> Exercise aim:
Every line with the string "comme" should be gathered.

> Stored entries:
______
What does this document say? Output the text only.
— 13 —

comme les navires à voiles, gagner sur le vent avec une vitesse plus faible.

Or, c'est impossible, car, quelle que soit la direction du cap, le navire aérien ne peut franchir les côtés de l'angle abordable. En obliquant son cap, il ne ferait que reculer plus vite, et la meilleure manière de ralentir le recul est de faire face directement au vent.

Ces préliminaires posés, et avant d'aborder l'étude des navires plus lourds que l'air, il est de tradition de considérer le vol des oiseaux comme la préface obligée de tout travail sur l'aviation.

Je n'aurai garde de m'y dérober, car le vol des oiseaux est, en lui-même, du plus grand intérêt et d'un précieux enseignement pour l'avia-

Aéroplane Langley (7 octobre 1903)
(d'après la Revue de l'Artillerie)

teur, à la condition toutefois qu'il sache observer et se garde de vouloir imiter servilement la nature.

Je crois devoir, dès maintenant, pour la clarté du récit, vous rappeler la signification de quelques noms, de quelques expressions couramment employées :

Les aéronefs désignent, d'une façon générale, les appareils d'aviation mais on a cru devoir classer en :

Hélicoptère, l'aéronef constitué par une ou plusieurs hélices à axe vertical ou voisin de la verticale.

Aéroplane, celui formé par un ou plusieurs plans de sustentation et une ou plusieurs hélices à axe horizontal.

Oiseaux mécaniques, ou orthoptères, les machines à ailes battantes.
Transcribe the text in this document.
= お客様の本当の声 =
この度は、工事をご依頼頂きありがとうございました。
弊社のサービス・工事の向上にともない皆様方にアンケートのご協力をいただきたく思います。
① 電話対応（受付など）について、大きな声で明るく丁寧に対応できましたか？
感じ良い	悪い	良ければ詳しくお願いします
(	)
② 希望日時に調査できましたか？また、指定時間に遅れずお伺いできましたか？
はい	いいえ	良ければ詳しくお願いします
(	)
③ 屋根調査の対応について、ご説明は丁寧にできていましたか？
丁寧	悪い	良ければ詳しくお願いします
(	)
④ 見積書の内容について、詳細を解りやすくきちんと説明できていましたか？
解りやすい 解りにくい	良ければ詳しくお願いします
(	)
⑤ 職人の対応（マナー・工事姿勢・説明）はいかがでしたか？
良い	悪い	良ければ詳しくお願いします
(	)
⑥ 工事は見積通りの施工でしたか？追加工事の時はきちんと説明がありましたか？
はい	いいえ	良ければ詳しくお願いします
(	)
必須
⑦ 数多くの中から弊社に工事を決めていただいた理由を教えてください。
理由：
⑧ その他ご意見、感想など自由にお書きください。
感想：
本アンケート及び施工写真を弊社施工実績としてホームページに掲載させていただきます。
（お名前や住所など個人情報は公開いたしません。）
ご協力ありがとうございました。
______
> Correct result:
comme les navires à voiles, gagner sur le vent avec une vitesse plus faible.
Ces préliminaires posés, et avant d'aborder l'étude des navires plus lourds que l'air, il est de tradition de considérer le vol des oiseaux comme la préface obligée de tout travail sur l'aviation.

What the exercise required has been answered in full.